Exercise brief =
Omit every picture while repeating the entries exactly.

begin Supplied material

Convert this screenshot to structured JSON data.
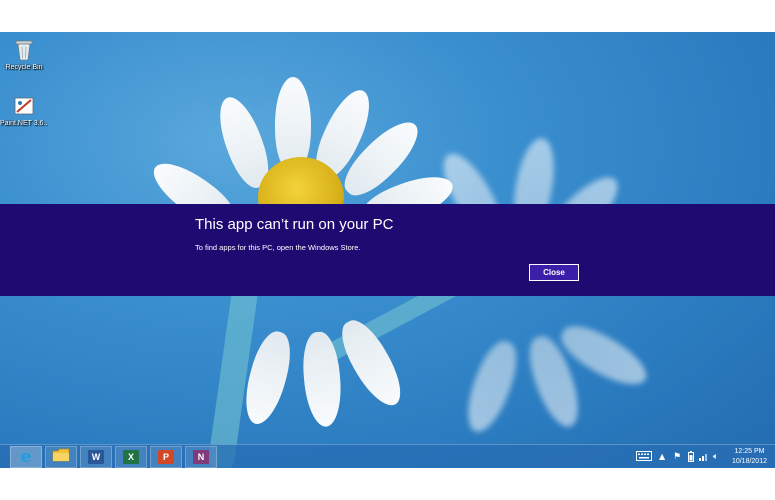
{
  "desktop": {
    "icons": [
      {
        "label": "Recycle Bin",
        "icon": "recycle-bin-icon"
      },
      {
        "label": "Paint.NET 3.6...",
        "icon": "paint-net-icon"
      }
    ]
  },
  "dialog": {
    "title": "This app can’t run on your PC",
    "message": "To find apps for this PC, open the Windows Store.",
    "close_label": "Close",
    "background_color": "#1e0b72"
  },
  "taskbar": {
    "apps": [
      {
        "name": "Internet Explorer",
        "icon": "internet-explorer-icon",
        "glyph": "e",
        "color": "#1a9fe0"
      },
      {
        "name": "File Explorer",
        "icon": "folder-icon",
        "glyph": "",
        "color": "#f2c23a"
      },
      {
        "name": "Word",
        "icon": "word-icon",
        "glyph": "W",
        "color": "#2b579a"
      },
      {
        "name": "Excel",
        "icon": "excel-icon",
        "glyph": "X",
        "color": "#217346"
      },
      {
        "name": "PowerPoint",
        "icon": "powerpoint-icon",
        "glyph": "P",
        "color": "#d24726"
      },
      {
        "name": "OneNote",
        "icon": "onenote-icon",
        "glyph": "N",
        "color": "#80397b"
      }
    ],
    "tray": {
      "icons": [
        "keyboard-icon",
        "chevron-up-icon",
        "flag-icon",
        "battery-icon",
        "network-icon",
        "volume-icon"
      ]
    },
    "clock": {
      "time": "12:25 PM",
      "date": "10/18/2012"
    }
  }
}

end Supplied material

Correct response =
Convert this screenshot to structured JSON data.
{
  "desktop": {
    "icons": [
      {
        "label": "Recycle Bin",
        "icon": "recycle-bin-icon"
      },
      {
        "label": "Paint.NET 3.6...",
        "icon": "paint-net-icon"
      }
    ]
  },
  "dialog": {
    "title": "This app can’t run on your PC",
    "message": "To find apps for this PC, open the Windows Store.",
    "close_label": "Close",
    "background_color": "#1e0b72"
  },
  "taskbar": {
    "apps": [
      {
        "name": "Internet Explorer",
        "icon": "internet-explorer-icon",
        "glyph": "e",
        "color": "#1a9fe0"
      },
      {
        "name": "File Explorer",
        "icon": "folder-icon",
        "glyph": "",
        "color": "#f2c23a"
      },
      {
        "name": "Word",
        "icon": "word-icon",
        "glyph": "W",
        "color": "#2b579a"
      },
      {
        "name": "Excel",
        "icon": "excel-icon",
        "glyph": "X",
        "color": "#217346"
      },
      {
        "name": "PowerPoint",
        "icon": "powerpoint-icon",
        "glyph": "P",
        "color": "#d24726"
      },
      {
        "name": "OneNote",
        "icon": "onenote-icon",
        "glyph": "N",
        "color": "#80397b"
      }
    ],
    "tray": {
      "icons": [
        "keyboard-icon",
        "chevron-up-icon",
        "flag-icon",
        "battery-icon",
        "network-icon",
        "volume-icon"
      ]
    },
    "clock": {
      "time": "12:25 PM",
      "date": "10/18/2012"
    }
  }
}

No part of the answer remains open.